> _Records supplied_
══════

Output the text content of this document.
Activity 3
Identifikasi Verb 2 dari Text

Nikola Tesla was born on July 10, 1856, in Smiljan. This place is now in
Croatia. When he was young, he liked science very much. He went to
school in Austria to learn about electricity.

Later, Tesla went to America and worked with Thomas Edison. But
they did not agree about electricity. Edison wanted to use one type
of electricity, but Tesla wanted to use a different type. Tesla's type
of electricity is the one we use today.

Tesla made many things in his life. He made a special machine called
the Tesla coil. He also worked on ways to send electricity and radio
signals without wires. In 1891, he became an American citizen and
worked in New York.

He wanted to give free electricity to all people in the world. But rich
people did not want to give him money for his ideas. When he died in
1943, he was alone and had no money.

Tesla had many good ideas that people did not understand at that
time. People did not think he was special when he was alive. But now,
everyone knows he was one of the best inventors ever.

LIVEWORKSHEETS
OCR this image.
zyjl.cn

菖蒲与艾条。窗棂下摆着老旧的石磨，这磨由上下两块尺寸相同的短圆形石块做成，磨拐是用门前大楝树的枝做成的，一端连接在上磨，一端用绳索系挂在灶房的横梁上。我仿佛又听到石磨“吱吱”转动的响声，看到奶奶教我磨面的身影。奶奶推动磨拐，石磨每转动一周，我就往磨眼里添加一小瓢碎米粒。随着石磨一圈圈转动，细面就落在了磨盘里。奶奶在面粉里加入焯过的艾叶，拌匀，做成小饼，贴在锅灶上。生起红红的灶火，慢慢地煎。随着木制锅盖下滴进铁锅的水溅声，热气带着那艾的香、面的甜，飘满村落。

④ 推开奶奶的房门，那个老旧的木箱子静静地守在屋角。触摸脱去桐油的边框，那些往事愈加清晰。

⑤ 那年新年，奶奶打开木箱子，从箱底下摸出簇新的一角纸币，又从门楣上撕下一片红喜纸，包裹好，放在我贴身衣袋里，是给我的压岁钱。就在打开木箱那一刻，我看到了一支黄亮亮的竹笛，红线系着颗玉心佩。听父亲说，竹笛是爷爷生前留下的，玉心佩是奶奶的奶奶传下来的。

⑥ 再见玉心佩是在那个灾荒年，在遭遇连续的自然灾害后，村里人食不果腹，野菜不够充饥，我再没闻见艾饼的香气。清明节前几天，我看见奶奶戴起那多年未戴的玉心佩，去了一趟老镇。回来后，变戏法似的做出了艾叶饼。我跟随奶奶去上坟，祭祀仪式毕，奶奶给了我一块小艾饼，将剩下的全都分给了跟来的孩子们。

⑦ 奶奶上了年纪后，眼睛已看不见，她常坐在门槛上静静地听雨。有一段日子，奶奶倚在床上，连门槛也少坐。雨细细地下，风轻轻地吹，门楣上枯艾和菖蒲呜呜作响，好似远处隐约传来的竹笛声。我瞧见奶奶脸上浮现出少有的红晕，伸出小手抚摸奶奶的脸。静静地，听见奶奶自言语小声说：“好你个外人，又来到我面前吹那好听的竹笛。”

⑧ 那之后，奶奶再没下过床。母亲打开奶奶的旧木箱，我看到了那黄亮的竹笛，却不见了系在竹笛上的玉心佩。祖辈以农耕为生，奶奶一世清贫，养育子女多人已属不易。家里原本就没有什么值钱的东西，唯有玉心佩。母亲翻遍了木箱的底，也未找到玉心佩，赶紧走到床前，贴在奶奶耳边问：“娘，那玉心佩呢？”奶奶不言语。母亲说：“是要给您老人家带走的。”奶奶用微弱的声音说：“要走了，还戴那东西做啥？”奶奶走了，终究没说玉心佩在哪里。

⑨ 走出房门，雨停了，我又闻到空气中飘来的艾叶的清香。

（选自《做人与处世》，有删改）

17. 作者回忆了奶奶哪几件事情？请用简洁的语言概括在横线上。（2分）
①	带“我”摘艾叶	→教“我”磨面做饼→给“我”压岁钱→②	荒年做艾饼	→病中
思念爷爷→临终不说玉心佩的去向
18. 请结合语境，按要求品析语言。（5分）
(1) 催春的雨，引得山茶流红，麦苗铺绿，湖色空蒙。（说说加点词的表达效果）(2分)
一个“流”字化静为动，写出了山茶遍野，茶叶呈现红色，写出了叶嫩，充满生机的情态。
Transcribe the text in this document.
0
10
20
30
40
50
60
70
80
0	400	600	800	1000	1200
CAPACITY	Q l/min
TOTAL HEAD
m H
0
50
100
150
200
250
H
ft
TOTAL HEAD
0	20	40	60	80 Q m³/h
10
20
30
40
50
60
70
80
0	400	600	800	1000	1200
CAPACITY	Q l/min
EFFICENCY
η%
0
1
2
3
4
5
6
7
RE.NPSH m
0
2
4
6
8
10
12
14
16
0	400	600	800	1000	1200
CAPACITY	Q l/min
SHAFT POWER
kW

══════

> _Written problem_
Select all lines with the word "went" from the entries above.

> _In response_
Croatia. When he was young, he liked science very much. He went to
Later, Tesla went to America and worked with Thomas Edison. But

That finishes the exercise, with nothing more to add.